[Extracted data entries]
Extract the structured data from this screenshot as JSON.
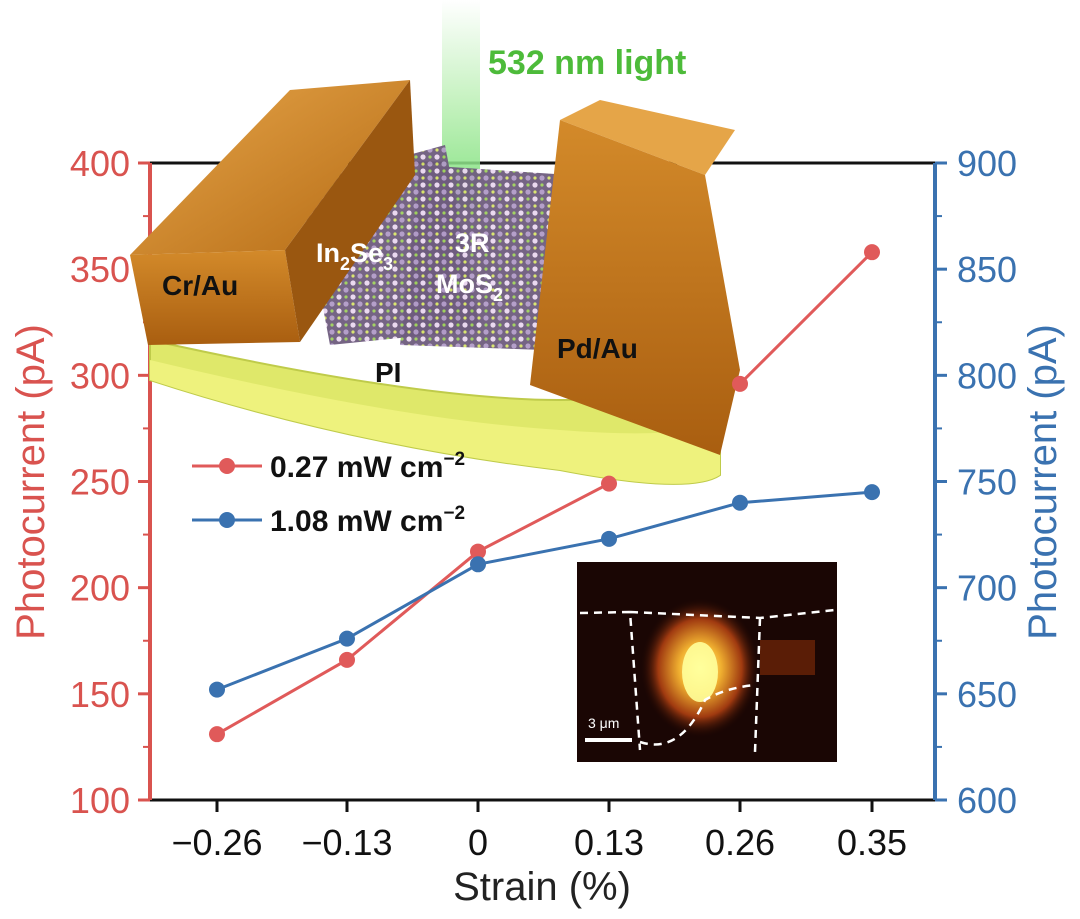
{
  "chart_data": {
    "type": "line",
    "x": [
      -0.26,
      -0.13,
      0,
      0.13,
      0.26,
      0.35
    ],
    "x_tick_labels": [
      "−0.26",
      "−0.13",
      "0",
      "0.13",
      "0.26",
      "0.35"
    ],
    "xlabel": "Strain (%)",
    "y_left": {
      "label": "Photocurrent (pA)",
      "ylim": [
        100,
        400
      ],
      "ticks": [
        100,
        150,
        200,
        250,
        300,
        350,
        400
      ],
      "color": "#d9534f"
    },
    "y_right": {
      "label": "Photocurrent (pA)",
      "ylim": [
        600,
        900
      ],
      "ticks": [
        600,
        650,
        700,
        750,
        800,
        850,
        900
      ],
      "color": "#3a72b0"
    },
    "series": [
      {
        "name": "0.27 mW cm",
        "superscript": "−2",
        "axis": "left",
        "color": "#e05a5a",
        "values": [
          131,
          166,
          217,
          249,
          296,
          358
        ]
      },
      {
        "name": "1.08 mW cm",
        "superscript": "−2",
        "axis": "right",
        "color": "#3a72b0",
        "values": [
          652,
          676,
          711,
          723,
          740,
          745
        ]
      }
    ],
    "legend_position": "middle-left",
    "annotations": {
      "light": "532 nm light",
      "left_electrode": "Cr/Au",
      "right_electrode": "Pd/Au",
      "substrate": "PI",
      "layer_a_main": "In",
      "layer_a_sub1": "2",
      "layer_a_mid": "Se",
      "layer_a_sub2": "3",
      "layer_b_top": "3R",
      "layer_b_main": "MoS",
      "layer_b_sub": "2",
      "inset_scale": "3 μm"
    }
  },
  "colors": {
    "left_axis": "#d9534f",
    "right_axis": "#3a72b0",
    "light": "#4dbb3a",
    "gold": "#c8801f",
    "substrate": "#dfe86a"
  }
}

- _What you should do_: Make an exact copy of every record, pictures excluded.

- _Finished answer_:
Extract the structured data from this screenshot as JSON.
{
  "chart_data": {
    "type": "line",
    "x": [
      -0.26,
      -0.13,
      0,
      0.13,
      0.26,
      0.35
    ],
    "x_tick_labels": [
      "−0.26",
      "−0.13",
      "0",
      "0.13",
      "0.26",
      "0.35"
    ],
    "xlabel": "Strain (%)",
    "y_left": {
      "label": "Photocurrent (pA)",
      "ylim": [
        100,
        400
      ],
      "ticks": [
        100,
        150,
        200,
        250,
        300,
        350,
        400
      ],
      "color": "#d9534f"
    },
    "y_right": {
      "label": "Photocurrent (pA)",
      "ylim": [
        600,
        900
      ],
      "ticks": [
        600,
        650,
        700,
        750,
        800,
        850,
        900
      ],
      "color": "#3a72b0"
    },
    "series": [
      {
        "name": "0.27 mW cm",
        "superscript": "−2",
        "axis": "left",
        "color": "#e05a5a",
        "values": [
          131,
          166,
          217,
          249,
          296,
          358
        ]
      },
      {
        "name": "1.08 mW cm",
        "superscript": "−2",
        "axis": "right",
        "color": "#3a72b0",
        "values": [
          652,
          676,
          711,
          723,
          740,
          745
        ]
      }
    ],
    "legend_position": "middle-left",
    "annotations": {
      "light": "532 nm light",
      "left_electrode": "Cr/Au",
      "right_electrode": "Pd/Au",
      "substrate": "PI",
      "layer_a_main": "In",
      "layer_a_sub1": "2",
      "layer_a_mid": "Se",
      "layer_a_sub2": "3",
      "layer_b_top": "3R",
      "layer_b_main": "MoS",
      "layer_b_sub": "2",
      "inset_scale": "3 μm"
    }
  },
  "colors": {
    "left_axis": "#d9534f",
    "right_axis": "#3a72b0",
    "light": "#4dbb3a",
    "gold": "#c8801f",
    "substrate": "#dfe86a"
  }
}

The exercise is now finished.